Your task is to print the material below exactly as presented.
------ Information provided
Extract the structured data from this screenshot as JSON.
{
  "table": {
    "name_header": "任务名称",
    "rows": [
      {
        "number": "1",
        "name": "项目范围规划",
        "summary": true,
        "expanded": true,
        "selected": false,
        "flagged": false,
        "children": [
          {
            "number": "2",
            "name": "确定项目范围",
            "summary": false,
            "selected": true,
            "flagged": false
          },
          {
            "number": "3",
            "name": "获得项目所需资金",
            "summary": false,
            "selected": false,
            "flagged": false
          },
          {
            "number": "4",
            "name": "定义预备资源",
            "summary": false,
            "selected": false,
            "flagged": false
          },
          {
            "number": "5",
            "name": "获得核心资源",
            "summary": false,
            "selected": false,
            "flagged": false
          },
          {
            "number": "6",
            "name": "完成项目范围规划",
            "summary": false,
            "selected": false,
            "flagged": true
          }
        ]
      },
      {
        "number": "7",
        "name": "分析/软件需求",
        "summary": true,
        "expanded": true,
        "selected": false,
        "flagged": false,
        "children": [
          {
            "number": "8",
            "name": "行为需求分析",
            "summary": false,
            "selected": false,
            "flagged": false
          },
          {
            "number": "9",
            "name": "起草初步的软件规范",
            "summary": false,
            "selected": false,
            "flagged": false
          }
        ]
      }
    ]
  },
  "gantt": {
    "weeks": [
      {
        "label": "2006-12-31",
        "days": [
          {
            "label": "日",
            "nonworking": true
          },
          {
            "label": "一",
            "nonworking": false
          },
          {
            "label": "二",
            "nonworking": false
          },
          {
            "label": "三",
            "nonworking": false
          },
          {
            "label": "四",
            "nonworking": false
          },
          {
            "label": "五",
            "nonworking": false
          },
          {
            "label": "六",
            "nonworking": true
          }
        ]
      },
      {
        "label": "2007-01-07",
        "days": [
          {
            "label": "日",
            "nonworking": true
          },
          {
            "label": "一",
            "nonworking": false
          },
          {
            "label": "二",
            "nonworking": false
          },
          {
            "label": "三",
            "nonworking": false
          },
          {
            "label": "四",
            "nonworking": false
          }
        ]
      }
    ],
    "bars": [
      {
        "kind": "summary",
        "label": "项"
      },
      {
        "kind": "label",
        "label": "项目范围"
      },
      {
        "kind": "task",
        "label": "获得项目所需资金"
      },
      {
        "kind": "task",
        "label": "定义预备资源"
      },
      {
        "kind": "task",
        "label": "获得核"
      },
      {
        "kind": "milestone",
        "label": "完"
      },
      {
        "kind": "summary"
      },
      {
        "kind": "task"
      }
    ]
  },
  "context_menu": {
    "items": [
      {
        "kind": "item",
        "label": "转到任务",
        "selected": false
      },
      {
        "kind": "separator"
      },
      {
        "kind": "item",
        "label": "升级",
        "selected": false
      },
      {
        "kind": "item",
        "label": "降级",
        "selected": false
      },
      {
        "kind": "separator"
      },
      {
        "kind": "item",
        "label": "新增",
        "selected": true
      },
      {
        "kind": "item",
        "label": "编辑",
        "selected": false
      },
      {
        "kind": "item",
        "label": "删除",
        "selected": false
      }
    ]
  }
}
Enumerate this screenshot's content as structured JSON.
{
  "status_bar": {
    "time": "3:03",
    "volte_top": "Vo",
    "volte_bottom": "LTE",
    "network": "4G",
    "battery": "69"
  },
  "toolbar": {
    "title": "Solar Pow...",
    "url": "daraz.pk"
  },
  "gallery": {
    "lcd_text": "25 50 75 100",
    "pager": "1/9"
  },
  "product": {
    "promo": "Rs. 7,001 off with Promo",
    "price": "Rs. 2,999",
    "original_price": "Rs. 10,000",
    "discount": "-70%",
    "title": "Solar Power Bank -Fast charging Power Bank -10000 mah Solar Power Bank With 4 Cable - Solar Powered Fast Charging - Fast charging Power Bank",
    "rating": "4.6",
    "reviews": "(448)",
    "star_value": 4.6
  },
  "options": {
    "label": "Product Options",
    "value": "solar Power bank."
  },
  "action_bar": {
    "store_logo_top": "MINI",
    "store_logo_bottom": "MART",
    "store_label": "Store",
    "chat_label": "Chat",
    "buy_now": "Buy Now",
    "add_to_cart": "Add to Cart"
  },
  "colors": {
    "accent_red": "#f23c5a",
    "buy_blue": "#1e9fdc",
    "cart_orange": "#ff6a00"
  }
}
------------
Exercise output:
Extract the structured data from this screenshot as JSON.
{
  "table": {
    "name_header": "任务名称",
    "rows": [
      {
        "number": "1",
        "name": "项目范围规划",
        "summary": true,
        "expanded": true,
        "selected": false,
        "flagged": false,
        "children": [
          {
            "number": "2",
            "name": "确定项目范围",
            "summary": false,
            "selected": true,
            "flagged": false
          },
          {
            "number": "3",
            "name": "获得项目所需资金",
            "summary": false,
            "selected": false,
            "flagged": false
          },
          {
            "number": "4",
            "name": "定义预备资源",
            "summary": false,
            "selected": false,
            "flagged": false
          },
          {
            "number": "5",
            "name": "获得核心资源",
            "summary": false,
            "selected": false,
            "flagged": false
          },
          {
            "number": "6",
            "name": "完成项目范围规划",
            "summary": false,
            "selected": false,
            "flagged": true
          }
        ]
      },
      {
        "number": "7",
        "name": "分析/软件需求",
        "summary": true,
        "expanded": true,
        "selected": false,
        "flagged": false,
        "children": [
          {
            "number": "8",
            "name": "行为需求分析",
            "summary": false,
            "selected": false,
            "flagged": false
          },
          {
            "number": "9",
            "name": "起草初步的软件规范",
            "summary": false,
            "selected": false,
            "flagged": false
          }
        ]
      }
    ]
  },
  "gantt": {
    "weeks": [
      {
        "label": "2006-12-31",
        "days": [
          {
            "label": "日",
            "nonworking": true
          },
          {
            "label": "一",
            "nonworking": false
          },
          {
            "label": "二",
            "nonworking": false
          },
          {
            "label": "三",
            "nonworking": false
          },
          {
            "label": "四",
            "nonworking": false
          },
          {
            "label": "五",
            "nonworking": false
          },
          {
            "label": "六",
            "nonworking": true
          }
        ]
      },
      {
        "label": "2007-01-07",
        "days": [
          {
            "label": "日",
            "nonworking": true
          },
          {
            "label": "一",
            "nonworking": false
          },
          {
            "label": "二",
            "nonworking": false
          },
          {
            "label": "三",
            "nonworking": false
          },
          {
            "label": "四",
            "nonworking": false
          }
        ]
      }
    ],
    "bars": [
      {
        "kind": "summary",
        "label": "项"
      },
      {
        "kind": "label",
        "label": "项目范围"
      },
      {
        "kind": "task",
        "label": "获得项目所需资金"
      },
      {
        "kind": "task",
        "label": "定义预备资源"
      },
      {
        "kind": "task",
        "label": "获得核"
      },
      {
        "kind": "milestone",
        "label": "完"
      },
      {
        "kind": "summary"
      },
      {
        "kind": "task"
      }
    ]
  },
  "context_menu": {
    "items": [
      {
        "kind": "item",
        "label": "转到任务",
        "selected": false
      },
      {
        "kind": "separator"
      },
      {
        "kind": "item",
        "label": "升级",
        "selected": false
      },
      {
        "kind": "item",
        "label": "降级",
        "selected": false
      },
      {
        "kind": "separator"
      },
      {
        "kind": "item",
        "label": "新增",
        "selected": true
      },
      {
        "kind": "item",
        "label": "编辑",
        "selected": false
      },
      {
        "kind": "item",
        "label": "删除",
        "selected": false
      }
    ]
  }
}
Enumerate this screenshot's content as structured JSON.
{
  "status_bar": {
    "time": "3:03",
    "volte_top": "Vo",
    "volte_bottom": "LTE",
    "network": "4G",
    "battery": "69"
  },
  "toolbar": {
    "title": "Solar Pow...",
    "url": "daraz.pk"
  },
  "gallery": {
    "lcd_text": "25 50 75 100",
    "pager": "1/9"
  },
  "product": {
    "promo": "Rs. 7,001 off with Promo",
    "price": "Rs. 2,999",
    "original_price": "Rs. 10,000",
    "discount": "-70%",
    "title": "Solar Power Bank -Fast charging Power Bank -10000 mah Solar Power Bank With 4 Cable - Solar Powered Fast Charging - Fast charging Power Bank",
    "rating": "4.6",
    "reviews": "(448)",
    "star_value": 4.6
  },
  "options": {
    "label": "Product Options",
    "value": "solar Power bank."
  },
  "action_bar": {
    "store_logo_top": "MINI",
    "store_logo_bottom": "MART",
    "store_label": "Store",
    "chat_label": "Chat",
    "buy_now": "Buy Now",
    "add_to_cart": "Add to Cart"
  },
  "colors": {
    "accent_red": "#f23c5a",
    "buy_blue": "#1e9fdc",
    "cart_orange": "#ff6a00"
  }
}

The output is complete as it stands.